Start of DOCUMENT SEGMENT

Lori Krell edited this page Jul 13, 2018 · 28 revisions

Note: This page is in progress and will detail MSI features and workflow.


Multi Source Inventory introduces new features to Magento to better support multiple sources, sales channels, and sources to clearly track available and salable quantities. This information details the important concepts, features, and process for MSI.

Multi Source Inventory management in Magento

A high-level look at the process:

  1. A customer shops in a sales channel, like a website.
  2. Products add to the cart. MSI verifies the total available inventory for added products across all sources.
  3. Reservations generate and set aside inventory quantities as products are purchased. Actual inventories are not deducted yet.
  4. Single orders generate into Magento for single and multiaddress orders (many single orders per address).
  5. When invoicing and shipping the product, you verify the inventory and recommendations for shipment. Fulfill the order by shipping from one or more sources, using MSI recommendations or overriding to send partial amounts, and so on.
  6. Reservations deduct from the product inventory at invoicing and shipment, updating inventory quantities for all affected sources.

Sources

Sources are the physical locations where product inventory is managed and shipped for order fulfillment, or where services are available. These locations can include warehouses, brick-and-mortar stores, distribution centers, and drop shippers. You allocate inventory quantities to these sources, and MSI automatically aggregates the total salable products for your stocks. You may have multiple sources in different geographic locations by country and continent, locations in a city, based on the type of inventory, even services.

A source can have priority in the scope of stock in one warehouse, but not necessarily in all warehouses as the source can be re-used in different stocks. The number of stocks and sources adds to the complexity for determining the best warehouse or store to fulfill an order.

For example, you may have a limited number of products available from your brick-and-mortar locations with an extensive inventory in your warehouses, and services in key locations with limited availability.

You start with a Default Source you can update but not disable. This source is used by Single Source Merchants and for product migration. You always need a default source.

The following diagram helps define the Sources for a Bicycle Shop merchant, available to stocks and accessible by the SSA.

Sources with Products in MSI

The example tracks the quantities, thresholds, and calculated salable quantities for a sample product across multiple locations. These include two stores, a warehouse, and a distribution center.

  • The sources are assigned to the products through the catalog.

End of DOCUMENT SEGMENT

GOALS:
(1) Lay out the listing lines from the line with "y-tick-label: 1 000 € bbox=[20, 188, 72, 205]" to the line with "data-point-marker bbox=[487, 522, 496, 531]" as a Markdown table with the columns Nr and Entry, omitting blank lines.
(2) Proceed with the Magento inventory text, continuing it after its last sentence.
The Magento inventory text and the listing come from separate sources.

Start of RECORDS TO USE

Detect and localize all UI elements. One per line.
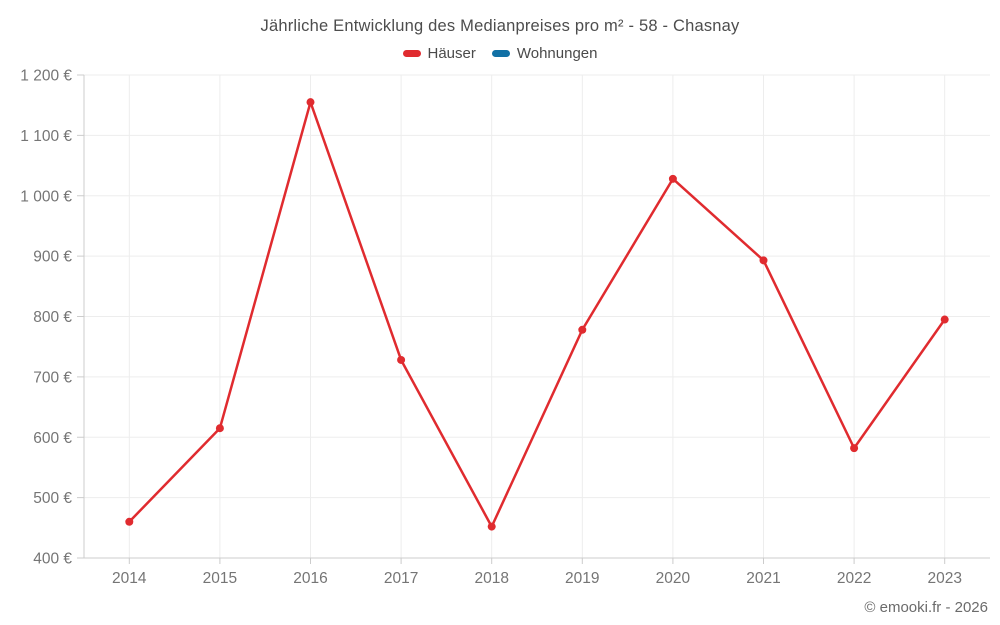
y-tick-label: 1 000 € bbox=[20, 188, 72, 205]
data-point-marker bbox=[397, 355, 406, 364]
y-tick-label: 600 € bbox=[33, 430, 72, 447]
x-tick-label: 2018 bbox=[474, 570, 508, 587]
x-tick-label: 2015 bbox=[203, 570, 237, 587]
legend: Häuser Wohnungen bbox=[0, 45, 1000, 62]
y-tick-label: 800 € bbox=[33, 309, 72, 326]
chart-header: Jährliche Entwicklung des Medianpreises … bbox=[0, 0, 1000, 62]
x-tick-label: 2022 bbox=[837, 570, 871, 587]
y-tick-label: 500 € bbox=[33, 490, 72, 507]
data-point-marker bbox=[125, 517, 134, 526]
x-tick-label: 2019 bbox=[565, 570, 599, 587]
x-tick-label: 2017 bbox=[384, 570, 418, 587]
data-point-marker bbox=[487, 522, 496, 531]
y-tick-label: 1 100 € bbox=[20, 128, 72, 145]
data-point-marker bbox=[578, 325, 587, 334]
y-tick-label: 700 € bbox=[33, 369, 72, 386]
x-tick-label: 2020 bbox=[656, 570, 691, 587]
y-tick-label: 1 200 € bbox=[20, 68, 72, 85]
data-point-marker bbox=[668, 174, 677, 183]
legend-item-wohnungen[interactable]: Wohnungen bbox=[491, 45, 598, 62]
series-line-h-user bbox=[128, 100, 946, 528]
data-point-marker bbox=[759, 256, 768, 265]
x-tick-label: 2014 bbox=[112, 570, 147, 587]
y-tick-label: 900 € bbox=[33, 249, 72, 266]
legend-label: Häuser bbox=[427, 45, 476, 62]
data-point-marker bbox=[850, 444, 859, 453]
y-tick-label: 400 € bbox=[33, 551, 72, 568]
data-point-marker bbox=[940, 315, 949, 324]
legend-swatch-icon bbox=[491, 50, 510, 57]
legend-swatch-icon bbox=[402, 50, 421, 57]
data-point-marker bbox=[306, 98, 315, 107]
data-point-marker bbox=[215, 424, 224, 433]
credit-text: © emooki.fr - 2026 bbox=[864, 599, 988, 616]
x-tick-label: 2016 bbox=[293, 570, 327, 587]
legend-label: Wohnungen bbox=[516, 45, 598, 62]
x-tick-label: 2023 bbox=[927, 570, 961, 587]
chart-title: Jährliche Entwicklung des Medianpreises … bbox=[260, 17, 740, 35]
legend-item-h-user[interactable]: Häuser bbox=[402, 45, 476, 62]
x-tick-label: 2021 bbox=[746, 570, 780, 587]
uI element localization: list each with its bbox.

End of RECORDS TO USE

THE RESULTS:
(1)
| Nr | Entry |
|---|---|
| 1 | y-tick-label: 1 000 € bbox=[20, 188, 72, 205] |
| 2 | data-point-marker bbox=[397, 355, 406, 364] |
| 3 | y-tick-label: 600 € bbox=[33, 430, 72, 447] |
| 4 | x-tick-label: 2018 bbox=[474, 570, 508, 587] |
| 5 | x-tick-label: 2015 bbox=[203, 570, 237, 587] |
| 6 | legend: Häuser Wohnungen bbox=[0, 45, 1000, 62] |
| 7 | y-tick-label: 800 € bbox=[33, 309, 72, 326] |
| 8 | chart-header: Jährliche Entwicklung des Medianpreises … bbox=[0, 0, 1000, 62] |
| 9 | x-tick-label: 2022 bbox=[837, 570, 871, 587] |
| 10 | y-tick-label: 500 € bbox=[33, 490, 72, 507] |
| 11 | data-point-marker bbox=[125, 517, 134, 526] |
| 12 | x-tick-label: 2019 bbox=[565, 570, 599, 587] |
| 13 | x-tick-label: 2017 bbox=[384, 570, 418, 587] |
| 14 | data-point-marker bbox=[487, 522, 496, 531] |

(2)
  • Quantities are tracked per source.
  • All sources use the default Notify for Quantity Below amount of 5. The UK Distribution center overrides the notification amount through the source with a setting of 20.

These sources can be assigned to stocks, all quantities available to the SSA for aggregating salable quantities per sales channel.

Stock

Stock represents a virtual, aggregated inventory of products for sources of your sales channels (currently these are websites). Depending on your site configuration, the stock may be assigned to one or more sales channels. Each sales channel can only have a single stock assigned to it, and a single stock can be assigned to multiple websites. Through the stock, you can modify the prioritization of sources used as orders come through a website.

You start with a Default Stock you can update but not disable. This stock is used by Single Source Merchants and for product migration. You always need a default stock.

Sales Channels represent entities selling your inventory. MSI includes Magento store websites out-of-the-box and supports extensions for additional channels (for example, B2B customers groups and store views). Sales Channels can only be associated to one Stock. In the case of website sales channels, you can have multiple websites associated to the same stock.

The following diagram helps define how a Stock works in relation to Sources and Sales Channels for a Bicycle Shop merchant.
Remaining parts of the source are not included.